§ What you have to do
Exactly as they appear, output all of the records. Skip any images.

[Available data start]

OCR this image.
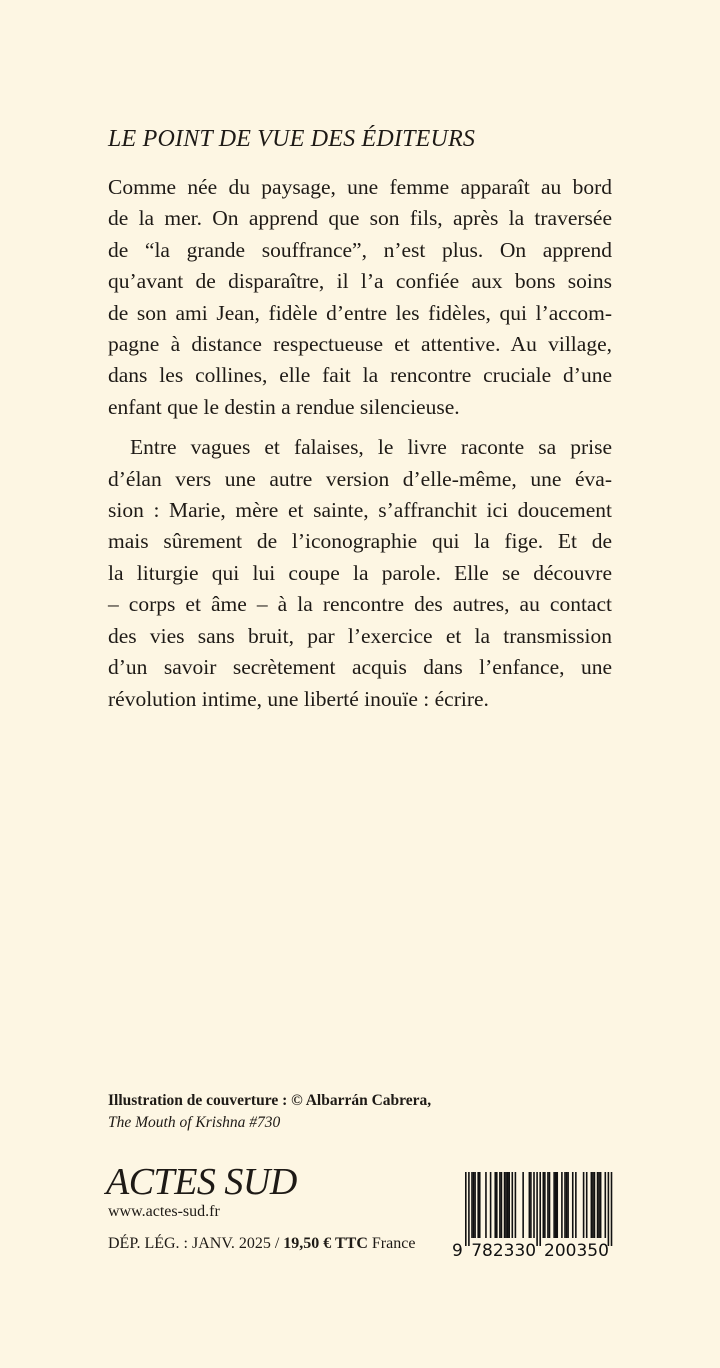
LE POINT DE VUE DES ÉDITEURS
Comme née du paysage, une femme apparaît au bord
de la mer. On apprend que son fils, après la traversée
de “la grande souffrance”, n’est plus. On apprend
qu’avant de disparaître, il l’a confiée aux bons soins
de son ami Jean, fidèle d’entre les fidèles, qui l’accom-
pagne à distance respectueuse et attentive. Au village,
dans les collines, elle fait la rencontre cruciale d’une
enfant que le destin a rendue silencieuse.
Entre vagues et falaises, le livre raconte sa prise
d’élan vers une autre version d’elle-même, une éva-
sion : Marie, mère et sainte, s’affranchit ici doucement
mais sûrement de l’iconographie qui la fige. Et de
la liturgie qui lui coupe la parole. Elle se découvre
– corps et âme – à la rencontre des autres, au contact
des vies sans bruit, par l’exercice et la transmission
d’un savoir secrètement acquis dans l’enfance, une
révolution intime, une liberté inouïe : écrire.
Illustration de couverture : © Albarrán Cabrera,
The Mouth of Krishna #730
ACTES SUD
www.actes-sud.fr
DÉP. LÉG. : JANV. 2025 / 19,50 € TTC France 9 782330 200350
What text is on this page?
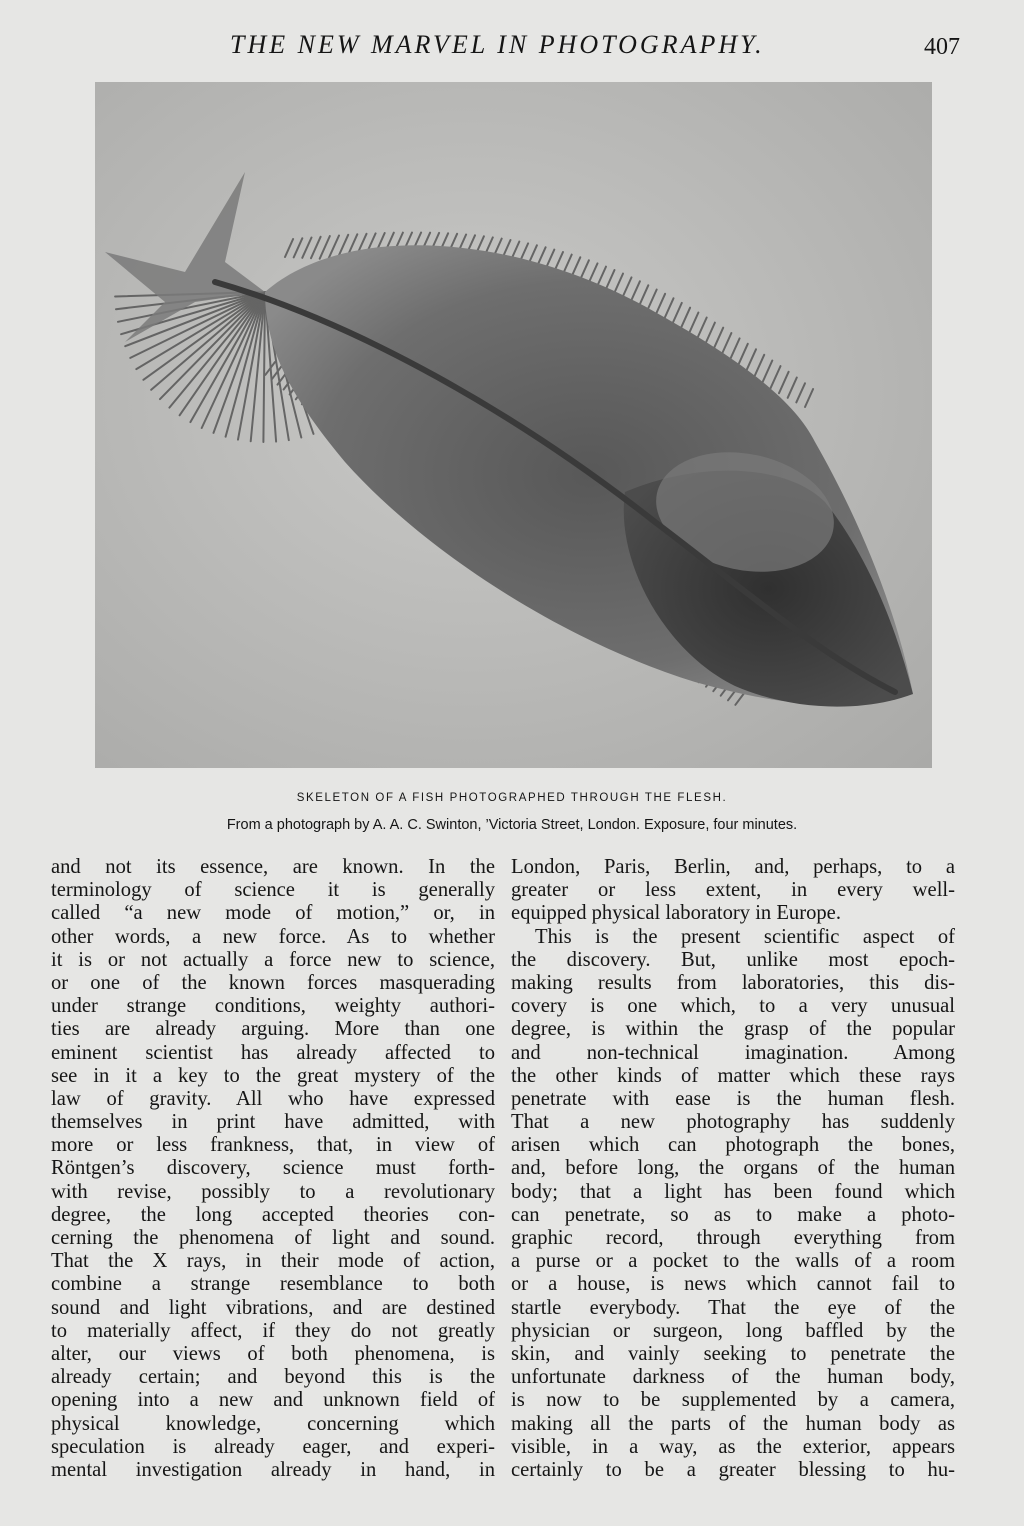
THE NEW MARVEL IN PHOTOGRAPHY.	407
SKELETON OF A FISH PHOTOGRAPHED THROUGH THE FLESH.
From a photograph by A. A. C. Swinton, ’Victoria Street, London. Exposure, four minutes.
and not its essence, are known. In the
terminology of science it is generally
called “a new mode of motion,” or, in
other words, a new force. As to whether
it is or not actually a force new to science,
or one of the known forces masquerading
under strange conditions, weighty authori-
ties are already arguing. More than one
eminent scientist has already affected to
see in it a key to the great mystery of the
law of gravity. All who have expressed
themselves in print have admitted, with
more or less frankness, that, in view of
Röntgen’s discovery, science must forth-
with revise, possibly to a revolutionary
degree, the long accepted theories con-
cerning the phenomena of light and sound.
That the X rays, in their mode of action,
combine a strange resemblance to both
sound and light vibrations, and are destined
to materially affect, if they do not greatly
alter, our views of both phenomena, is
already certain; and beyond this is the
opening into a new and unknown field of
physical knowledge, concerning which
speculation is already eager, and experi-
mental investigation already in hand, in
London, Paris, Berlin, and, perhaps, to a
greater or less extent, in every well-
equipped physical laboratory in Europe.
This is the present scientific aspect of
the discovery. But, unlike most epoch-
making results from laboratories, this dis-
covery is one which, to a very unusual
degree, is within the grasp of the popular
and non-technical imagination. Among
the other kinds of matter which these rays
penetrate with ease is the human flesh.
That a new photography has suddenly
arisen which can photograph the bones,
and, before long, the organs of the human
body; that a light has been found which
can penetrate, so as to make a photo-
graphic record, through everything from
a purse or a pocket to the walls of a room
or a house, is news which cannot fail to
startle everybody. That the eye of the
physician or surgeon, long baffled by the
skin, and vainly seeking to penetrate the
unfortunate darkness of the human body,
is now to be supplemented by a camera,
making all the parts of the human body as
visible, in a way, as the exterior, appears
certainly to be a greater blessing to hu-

[Available data end]

§ Finished answer
OCR this image.
LE POINT DE VUE DES ÉDITEURS
Comme née du paysage, une femme apparaît au bord
de la mer. On apprend que son fils, après la traversée
de “la grande souffrance”, n’est plus. On apprend
qu’avant de disparaître, il l’a confiée aux bons soins
de son ami Jean, fidèle d’entre les fidèles, qui l’accom-
pagne à distance respectueuse et attentive. Au village,
dans les collines, elle fait la rencontre cruciale d’une
enfant que le destin a rendue silencieuse.
Entre vagues et falaises, le livre raconte sa prise
d’élan vers une autre version d’elle-même, une éva-
sion : Marie, mère et sainte, s’affranchit ici doucement
mais sûrement de l’iconographie qui la fige. Et de
la liturgie qui lui coupe la parole. Elle se découvre
– corps et âme – à la rencontre des autres, au contact
des vies sans bruit, par l’exercice et la transmission
d’un savoir secrètement acquis dans l’enfance, une
révolution intime, une liberté inouïe : écrire.
Illustration de couverture : © Albarrán Cabrera,
The Mouth of Krishna #730
ACTES SUD
www.actes-sud.fr
DÉP. LÉG. : JANV. 2025 / 19,50 € TTC France 9 782330 200350
What text is on this page?
THE NEW MARVEL IN PHOTOGRAPHY.	407
SKELETON OF A FISH PHOTOGRAPHED THROUGH THE FLESH.
From a photograph by A. A. C. Swinton, ’Victoria Street, London. Exposure, four minutes.
and not its essence, are known. In the
terminology of science it is generally
called “a new mode of motion,” or, in
other words, a new force. As to whether
it is or not actually a force new to science,
or one of the known forces masquerading
under strange conditions, weighty authori-
ties are already arguing. More than one
eminent scientist has already affected to
see in it a key to the great mystery of the
law of gravity. All who have expressed
themselves in print have admitted, with
more or less frankness, that, in view of
Röntgen’s discovery, science must forth-
with revise, possibly to a revolutionary
degree, the long accepted theories con-
cerning the phenomena of light and sound.
That the X rays, in their mode of action,
combine a strange resemblance to both
sound and light vibrations, and are destined
to materially affect, if they do not greatly
alter, our views of both phenomena, is
already certain; and beyond this is the
opening into a new and unknown field of
physical knowledge, concerning which
speculation is already eager, and experi-
mental investigation already in hand, in
London, Paris, Berlin, and, perhaps, to a
greater or less extent, in every well-
equipped physical laboratory in Europe.
This is the present scientific aspect of
the discovery. But, unlike most epoch-
making results from laboratories, this dis-
covery is one which, to a very unusual
degree, is within the grasp of the popular
and non-technical imagination. Among
the other kinds of matter which these rays
penetrate with ease is the human flesh.
That a new photography has suddenly
arisen which can photograph the bones,
and, before long, the organs of the human
body; that a light has been found which
can penetrate, so as to make a photo-
graphic record, through everything from
a purse or a pocket to the walls of a room
or a house, is news which cannot fail to
startle everybody. That the eye of the
physician or surgeon, long baffled by the
skin, and vainly seeking to penetrate the
unfortunate darkness of the human body,
is now to be supplemented by a camera,
making all the parts of the human body as
visible, in a way, as the exterior, appears
certainly to be a greater blessing to hu-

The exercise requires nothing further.